PROBLEM 1. In the discussion of an alternative England, what does the first writer say England would be like for at least the next few generations?
PROBLEM 2. Sum up the discussion of an alternative England in two sentences.

Alternative view. England stays a rich and prosperous state with much stronger [although still weak compared to modern times] rule of law. It does see much of its population de-housed to enable the new rulers to build grand castles and churches, reduced to slaves to provide forced labour and later many bled off into wars in Ireland, and France. Its social development is not put back by a century or two by a deeply autocratic system.

It may or may not develop into a great power, although many of the key inputs are still there. However it would be a lot wealthier and happier, at least in the next few generations.

Steve

I agree with most of it, including the part about France, but not with the part about Ireland (and Scotland and Wales). Without the OTL 'French distractions' any ambitious expansionist English king(dom) will focus on the British Isles; they won't be Normans, but even the Anglo-Saxons will have their fair share of expansionist rulers (just like other European kingdoms during that period). Especially when the wealth, resources and population of England is compared with the other states in the British Isles.

DATA TO EXAMINE.
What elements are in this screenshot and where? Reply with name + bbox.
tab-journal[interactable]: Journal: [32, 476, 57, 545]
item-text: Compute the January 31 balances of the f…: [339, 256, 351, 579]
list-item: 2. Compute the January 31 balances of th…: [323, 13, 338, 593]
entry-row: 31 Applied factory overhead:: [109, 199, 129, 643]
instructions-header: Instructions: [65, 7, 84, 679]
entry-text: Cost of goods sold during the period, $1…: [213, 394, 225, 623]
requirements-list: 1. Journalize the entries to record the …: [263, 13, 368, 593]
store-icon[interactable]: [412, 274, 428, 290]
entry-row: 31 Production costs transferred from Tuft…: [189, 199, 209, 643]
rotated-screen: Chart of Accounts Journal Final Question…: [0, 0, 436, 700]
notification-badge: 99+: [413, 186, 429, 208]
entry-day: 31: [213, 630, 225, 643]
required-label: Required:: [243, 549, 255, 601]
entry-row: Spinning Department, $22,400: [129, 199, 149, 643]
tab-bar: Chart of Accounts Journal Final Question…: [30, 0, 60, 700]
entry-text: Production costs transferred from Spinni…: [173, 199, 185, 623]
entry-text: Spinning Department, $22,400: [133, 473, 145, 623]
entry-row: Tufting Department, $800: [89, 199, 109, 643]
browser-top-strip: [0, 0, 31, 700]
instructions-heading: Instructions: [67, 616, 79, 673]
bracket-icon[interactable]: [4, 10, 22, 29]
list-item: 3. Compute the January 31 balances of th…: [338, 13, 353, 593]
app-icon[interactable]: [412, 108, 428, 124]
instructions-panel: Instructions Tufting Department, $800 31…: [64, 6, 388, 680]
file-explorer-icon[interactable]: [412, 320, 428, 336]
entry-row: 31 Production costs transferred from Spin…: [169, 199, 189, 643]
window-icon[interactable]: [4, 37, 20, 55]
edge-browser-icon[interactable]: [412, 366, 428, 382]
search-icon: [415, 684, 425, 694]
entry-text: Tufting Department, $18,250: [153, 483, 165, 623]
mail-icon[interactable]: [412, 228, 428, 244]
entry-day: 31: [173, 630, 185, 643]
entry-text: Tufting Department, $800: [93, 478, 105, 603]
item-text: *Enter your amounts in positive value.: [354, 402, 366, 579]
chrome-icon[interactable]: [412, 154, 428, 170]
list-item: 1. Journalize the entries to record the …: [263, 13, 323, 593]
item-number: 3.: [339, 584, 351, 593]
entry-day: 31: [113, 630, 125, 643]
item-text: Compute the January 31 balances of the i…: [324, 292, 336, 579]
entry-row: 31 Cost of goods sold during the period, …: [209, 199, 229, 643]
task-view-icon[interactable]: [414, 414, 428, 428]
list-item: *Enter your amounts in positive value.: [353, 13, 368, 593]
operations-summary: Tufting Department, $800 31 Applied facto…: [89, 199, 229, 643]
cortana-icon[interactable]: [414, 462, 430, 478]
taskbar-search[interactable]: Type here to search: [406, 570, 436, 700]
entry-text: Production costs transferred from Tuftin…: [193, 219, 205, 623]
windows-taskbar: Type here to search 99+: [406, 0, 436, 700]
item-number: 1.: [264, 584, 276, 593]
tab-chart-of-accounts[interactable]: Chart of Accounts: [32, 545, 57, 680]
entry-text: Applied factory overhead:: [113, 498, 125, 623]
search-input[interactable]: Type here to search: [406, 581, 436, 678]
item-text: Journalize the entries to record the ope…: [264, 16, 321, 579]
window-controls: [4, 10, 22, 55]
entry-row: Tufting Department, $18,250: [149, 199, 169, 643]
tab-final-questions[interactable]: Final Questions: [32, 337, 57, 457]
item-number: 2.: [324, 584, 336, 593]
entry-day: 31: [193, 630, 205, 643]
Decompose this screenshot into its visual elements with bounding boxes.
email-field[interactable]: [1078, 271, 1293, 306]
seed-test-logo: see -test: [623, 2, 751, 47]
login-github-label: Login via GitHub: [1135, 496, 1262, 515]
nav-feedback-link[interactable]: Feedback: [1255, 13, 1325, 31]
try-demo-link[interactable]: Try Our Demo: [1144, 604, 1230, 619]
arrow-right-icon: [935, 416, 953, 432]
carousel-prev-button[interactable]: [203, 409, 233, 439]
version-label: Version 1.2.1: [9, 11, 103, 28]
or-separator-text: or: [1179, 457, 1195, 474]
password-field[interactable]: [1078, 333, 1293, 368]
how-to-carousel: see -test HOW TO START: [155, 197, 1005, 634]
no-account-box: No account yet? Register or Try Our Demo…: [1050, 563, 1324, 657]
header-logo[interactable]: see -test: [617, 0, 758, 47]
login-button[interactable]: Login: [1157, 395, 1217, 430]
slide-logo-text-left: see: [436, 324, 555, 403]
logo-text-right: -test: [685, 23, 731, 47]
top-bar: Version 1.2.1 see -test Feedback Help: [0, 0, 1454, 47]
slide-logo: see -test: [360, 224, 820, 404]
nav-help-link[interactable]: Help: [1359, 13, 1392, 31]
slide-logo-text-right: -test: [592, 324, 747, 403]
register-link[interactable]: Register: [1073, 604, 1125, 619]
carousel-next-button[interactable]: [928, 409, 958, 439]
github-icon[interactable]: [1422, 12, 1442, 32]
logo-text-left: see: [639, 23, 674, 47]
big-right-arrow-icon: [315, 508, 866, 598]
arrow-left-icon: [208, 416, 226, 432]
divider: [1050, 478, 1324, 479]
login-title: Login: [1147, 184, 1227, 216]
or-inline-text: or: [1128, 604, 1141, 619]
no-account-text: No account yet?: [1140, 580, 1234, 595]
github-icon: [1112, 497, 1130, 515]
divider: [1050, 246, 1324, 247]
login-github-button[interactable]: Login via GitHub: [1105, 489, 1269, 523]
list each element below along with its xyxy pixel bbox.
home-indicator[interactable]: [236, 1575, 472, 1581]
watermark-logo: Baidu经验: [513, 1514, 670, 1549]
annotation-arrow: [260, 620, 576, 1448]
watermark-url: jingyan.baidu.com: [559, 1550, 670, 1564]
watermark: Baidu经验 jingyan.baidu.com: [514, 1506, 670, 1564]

YOUR SOLUTION 1. A lot wealthier and happier.

YOUR SOLUTION 2. The first writer argues that in this alternative view England stays rich and prosperous, with a stronger rule of law and no autocratic system setting back its social development, and would be a lot wealthier and happier for the next few generations, whether or not it became a great power. A reply agrees with most of this, including the point about France, but argues that without the French distractions, ambitious English rulers, even Anglo-Saxon ones, would focus on expanding within the British Isles, given England's greater wealth, resources and population.